From the data that follows, copy every line holding the string "lower".
◆ ◆ ◆ ◆ ◆
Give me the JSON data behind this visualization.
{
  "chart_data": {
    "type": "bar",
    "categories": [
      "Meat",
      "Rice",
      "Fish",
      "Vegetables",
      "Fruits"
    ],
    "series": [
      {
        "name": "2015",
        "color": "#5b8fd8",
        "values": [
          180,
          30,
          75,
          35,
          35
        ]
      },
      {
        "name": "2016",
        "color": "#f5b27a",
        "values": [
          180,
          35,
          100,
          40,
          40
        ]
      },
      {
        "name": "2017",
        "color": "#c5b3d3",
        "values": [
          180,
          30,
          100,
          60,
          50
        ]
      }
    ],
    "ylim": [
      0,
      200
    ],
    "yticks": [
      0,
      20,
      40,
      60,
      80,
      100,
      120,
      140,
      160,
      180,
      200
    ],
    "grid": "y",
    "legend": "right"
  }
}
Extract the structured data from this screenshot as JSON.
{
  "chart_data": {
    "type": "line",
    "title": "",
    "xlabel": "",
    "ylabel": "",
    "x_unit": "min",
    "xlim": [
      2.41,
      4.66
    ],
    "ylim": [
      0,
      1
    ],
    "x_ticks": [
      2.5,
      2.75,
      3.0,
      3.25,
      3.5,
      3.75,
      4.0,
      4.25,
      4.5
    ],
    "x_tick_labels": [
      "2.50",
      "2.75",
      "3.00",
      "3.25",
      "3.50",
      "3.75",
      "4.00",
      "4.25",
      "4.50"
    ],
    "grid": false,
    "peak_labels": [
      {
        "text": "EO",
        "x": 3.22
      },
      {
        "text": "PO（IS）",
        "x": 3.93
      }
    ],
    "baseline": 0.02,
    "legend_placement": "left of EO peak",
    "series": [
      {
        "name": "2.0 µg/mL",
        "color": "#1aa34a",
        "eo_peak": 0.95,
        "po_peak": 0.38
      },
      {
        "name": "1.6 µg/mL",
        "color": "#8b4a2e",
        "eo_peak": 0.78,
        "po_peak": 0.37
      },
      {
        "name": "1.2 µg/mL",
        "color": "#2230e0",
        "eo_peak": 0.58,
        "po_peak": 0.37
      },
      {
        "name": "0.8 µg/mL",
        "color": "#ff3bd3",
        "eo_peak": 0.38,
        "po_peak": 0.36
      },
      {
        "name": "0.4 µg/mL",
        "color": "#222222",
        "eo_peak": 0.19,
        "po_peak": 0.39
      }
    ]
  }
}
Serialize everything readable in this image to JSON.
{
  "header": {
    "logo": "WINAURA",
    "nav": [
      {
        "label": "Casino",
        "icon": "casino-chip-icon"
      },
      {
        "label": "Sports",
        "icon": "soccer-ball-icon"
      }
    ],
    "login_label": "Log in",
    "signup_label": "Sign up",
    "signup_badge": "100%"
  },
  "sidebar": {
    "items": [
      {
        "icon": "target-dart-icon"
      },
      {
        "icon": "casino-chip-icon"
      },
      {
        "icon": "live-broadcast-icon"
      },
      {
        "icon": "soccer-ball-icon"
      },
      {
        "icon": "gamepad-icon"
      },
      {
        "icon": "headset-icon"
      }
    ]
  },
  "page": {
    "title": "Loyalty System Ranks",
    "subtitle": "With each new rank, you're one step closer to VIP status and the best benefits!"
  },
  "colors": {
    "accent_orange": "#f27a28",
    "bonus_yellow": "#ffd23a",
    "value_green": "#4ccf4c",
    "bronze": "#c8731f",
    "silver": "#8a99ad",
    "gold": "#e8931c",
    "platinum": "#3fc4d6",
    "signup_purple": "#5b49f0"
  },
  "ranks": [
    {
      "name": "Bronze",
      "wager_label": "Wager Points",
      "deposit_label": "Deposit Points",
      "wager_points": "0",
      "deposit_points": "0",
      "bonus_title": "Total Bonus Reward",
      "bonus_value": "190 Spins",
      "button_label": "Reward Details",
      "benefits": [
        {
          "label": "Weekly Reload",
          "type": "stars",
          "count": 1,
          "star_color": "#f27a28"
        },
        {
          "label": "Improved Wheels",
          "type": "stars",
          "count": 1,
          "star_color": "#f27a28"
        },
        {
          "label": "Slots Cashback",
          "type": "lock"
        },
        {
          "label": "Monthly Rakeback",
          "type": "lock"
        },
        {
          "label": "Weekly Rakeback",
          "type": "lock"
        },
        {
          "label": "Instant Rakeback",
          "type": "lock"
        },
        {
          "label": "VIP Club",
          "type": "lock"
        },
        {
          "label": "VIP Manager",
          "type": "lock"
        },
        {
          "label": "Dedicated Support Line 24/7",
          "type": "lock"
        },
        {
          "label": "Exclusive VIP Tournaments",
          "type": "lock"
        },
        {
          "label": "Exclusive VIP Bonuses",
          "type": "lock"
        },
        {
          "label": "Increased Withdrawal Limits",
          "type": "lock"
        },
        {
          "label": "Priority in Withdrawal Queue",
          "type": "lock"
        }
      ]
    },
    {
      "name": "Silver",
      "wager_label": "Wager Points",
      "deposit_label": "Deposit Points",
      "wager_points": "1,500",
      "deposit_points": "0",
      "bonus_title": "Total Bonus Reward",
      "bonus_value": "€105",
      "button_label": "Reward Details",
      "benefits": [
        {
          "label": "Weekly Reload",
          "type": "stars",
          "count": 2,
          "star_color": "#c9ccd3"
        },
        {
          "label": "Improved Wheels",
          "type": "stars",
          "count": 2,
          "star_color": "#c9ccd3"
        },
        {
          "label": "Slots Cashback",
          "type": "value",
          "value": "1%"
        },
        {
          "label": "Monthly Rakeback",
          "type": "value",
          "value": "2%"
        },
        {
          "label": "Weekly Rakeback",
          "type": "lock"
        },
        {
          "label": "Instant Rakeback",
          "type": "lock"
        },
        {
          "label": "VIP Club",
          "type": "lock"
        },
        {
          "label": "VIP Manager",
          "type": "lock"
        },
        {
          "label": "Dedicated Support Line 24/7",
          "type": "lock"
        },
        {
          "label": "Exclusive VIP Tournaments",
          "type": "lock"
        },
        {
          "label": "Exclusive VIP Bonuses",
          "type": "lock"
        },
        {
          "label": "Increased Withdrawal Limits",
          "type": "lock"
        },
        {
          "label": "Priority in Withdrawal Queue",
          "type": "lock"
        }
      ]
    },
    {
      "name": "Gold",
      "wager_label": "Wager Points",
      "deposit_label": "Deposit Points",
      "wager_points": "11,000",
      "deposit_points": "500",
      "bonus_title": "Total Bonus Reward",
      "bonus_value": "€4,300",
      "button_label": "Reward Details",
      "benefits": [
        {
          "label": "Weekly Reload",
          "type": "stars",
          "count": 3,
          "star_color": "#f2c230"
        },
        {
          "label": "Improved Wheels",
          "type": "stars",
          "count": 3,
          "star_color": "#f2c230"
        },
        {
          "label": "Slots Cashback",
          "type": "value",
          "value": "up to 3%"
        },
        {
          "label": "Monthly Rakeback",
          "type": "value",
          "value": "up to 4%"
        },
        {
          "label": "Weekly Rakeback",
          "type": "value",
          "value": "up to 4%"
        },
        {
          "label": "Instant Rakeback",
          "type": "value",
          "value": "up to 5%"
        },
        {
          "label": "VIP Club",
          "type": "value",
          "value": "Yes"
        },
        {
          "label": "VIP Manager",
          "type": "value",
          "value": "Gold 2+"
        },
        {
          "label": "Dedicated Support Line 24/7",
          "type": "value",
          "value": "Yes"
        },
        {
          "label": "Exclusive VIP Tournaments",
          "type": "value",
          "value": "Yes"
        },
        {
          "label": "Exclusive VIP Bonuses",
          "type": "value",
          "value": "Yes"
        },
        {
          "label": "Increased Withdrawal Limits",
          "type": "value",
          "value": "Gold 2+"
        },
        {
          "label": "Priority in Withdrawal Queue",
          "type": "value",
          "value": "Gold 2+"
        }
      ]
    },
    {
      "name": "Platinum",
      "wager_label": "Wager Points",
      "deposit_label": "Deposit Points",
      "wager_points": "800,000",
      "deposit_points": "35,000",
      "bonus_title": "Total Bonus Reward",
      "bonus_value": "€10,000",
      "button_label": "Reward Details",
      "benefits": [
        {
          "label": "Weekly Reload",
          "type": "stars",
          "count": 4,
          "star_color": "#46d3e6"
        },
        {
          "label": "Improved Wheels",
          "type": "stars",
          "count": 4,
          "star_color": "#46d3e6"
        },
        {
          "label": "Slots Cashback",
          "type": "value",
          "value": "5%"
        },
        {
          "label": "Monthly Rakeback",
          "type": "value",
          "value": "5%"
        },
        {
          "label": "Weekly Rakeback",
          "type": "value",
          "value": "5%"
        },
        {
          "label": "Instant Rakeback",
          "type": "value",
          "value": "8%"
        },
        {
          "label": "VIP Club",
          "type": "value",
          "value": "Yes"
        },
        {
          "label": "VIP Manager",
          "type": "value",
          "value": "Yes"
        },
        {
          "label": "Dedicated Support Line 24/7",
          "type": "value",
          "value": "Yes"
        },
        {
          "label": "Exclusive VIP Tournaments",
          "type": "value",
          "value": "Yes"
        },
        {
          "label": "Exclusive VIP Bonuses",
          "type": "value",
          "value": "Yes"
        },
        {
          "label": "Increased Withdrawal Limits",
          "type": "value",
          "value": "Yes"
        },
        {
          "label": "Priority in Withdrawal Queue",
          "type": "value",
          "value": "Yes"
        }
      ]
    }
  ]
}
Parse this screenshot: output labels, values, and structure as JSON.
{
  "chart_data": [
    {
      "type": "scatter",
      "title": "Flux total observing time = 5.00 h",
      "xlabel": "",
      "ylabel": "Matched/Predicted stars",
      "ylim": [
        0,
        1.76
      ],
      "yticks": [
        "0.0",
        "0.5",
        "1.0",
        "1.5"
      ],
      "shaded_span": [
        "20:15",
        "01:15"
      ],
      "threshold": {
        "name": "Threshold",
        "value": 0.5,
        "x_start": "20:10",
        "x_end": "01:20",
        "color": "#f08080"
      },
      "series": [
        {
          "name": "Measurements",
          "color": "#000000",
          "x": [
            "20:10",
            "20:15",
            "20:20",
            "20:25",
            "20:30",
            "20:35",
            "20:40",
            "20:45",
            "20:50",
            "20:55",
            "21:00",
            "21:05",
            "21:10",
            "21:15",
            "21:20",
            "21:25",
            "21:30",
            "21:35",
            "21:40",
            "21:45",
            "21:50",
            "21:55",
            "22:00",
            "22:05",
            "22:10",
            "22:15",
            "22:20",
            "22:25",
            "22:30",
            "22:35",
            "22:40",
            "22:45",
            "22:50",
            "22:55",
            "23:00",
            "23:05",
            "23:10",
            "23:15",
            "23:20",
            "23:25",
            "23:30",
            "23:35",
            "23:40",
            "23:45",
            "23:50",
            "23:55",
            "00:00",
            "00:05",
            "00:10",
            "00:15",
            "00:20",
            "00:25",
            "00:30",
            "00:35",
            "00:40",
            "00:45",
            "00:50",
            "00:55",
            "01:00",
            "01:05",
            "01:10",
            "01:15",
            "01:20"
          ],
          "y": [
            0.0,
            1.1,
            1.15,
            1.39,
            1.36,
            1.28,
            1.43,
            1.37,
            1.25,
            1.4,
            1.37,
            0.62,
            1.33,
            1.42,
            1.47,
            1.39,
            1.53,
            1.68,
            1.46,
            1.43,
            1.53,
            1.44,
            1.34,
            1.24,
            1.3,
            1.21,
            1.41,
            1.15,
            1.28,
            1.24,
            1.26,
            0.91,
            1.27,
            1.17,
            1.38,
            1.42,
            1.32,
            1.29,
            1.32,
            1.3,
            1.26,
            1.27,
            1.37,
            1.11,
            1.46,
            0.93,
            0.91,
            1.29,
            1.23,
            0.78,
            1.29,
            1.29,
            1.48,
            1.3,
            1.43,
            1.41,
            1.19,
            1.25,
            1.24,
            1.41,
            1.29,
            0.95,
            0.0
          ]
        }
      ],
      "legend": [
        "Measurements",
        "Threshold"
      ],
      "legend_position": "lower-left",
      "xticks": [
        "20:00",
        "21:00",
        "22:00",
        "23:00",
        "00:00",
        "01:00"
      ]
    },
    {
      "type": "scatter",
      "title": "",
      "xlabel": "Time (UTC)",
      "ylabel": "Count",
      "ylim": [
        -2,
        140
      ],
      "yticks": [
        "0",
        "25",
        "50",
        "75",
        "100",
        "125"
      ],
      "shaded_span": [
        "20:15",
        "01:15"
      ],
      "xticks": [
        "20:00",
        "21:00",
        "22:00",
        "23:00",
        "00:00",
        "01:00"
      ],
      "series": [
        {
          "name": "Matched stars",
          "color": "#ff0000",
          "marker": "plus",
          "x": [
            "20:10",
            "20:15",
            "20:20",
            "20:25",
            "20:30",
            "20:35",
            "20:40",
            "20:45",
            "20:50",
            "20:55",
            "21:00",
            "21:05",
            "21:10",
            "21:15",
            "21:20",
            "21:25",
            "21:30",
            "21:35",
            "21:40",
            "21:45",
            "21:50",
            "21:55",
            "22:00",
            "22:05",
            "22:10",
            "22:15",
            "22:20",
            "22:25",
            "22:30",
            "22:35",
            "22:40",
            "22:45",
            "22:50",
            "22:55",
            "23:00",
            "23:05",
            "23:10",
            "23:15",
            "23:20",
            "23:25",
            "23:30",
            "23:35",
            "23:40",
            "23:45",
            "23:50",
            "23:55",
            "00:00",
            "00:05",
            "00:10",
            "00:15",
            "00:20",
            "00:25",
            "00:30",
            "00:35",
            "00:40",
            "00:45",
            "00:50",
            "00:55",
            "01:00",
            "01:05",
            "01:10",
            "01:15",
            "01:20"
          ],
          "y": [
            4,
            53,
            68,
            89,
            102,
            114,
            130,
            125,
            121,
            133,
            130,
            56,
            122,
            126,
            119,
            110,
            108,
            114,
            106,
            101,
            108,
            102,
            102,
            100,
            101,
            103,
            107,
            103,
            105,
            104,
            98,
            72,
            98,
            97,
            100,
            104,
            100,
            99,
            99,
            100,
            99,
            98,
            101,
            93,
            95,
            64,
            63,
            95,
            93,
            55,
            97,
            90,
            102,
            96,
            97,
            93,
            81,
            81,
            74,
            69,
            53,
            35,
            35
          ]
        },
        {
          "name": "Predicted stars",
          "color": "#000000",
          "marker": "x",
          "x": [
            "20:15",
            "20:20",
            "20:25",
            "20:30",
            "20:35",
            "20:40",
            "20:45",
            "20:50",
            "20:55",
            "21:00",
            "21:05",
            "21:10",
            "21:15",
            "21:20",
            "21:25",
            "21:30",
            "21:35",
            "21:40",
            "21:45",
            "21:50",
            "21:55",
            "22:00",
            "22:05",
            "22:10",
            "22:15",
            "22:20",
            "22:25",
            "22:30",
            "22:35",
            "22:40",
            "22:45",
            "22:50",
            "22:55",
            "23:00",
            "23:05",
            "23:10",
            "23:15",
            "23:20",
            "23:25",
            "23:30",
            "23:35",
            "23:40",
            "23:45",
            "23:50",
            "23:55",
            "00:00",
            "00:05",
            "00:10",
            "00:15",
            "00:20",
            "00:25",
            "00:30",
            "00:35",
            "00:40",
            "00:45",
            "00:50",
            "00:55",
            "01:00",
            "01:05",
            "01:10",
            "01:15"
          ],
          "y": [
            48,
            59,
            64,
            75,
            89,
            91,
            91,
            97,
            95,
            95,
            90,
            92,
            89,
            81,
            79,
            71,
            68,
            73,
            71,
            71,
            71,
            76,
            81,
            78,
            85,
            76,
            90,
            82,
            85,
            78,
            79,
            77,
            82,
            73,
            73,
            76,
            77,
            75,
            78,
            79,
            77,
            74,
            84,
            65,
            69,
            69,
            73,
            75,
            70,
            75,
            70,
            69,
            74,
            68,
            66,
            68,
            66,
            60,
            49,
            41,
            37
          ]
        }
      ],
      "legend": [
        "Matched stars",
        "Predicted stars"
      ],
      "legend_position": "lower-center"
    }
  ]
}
◆ ◆ ◆ ◆ ◆
> Answer to the task
      "legend_position": "lower-left",
      "legend_position": "lower-center"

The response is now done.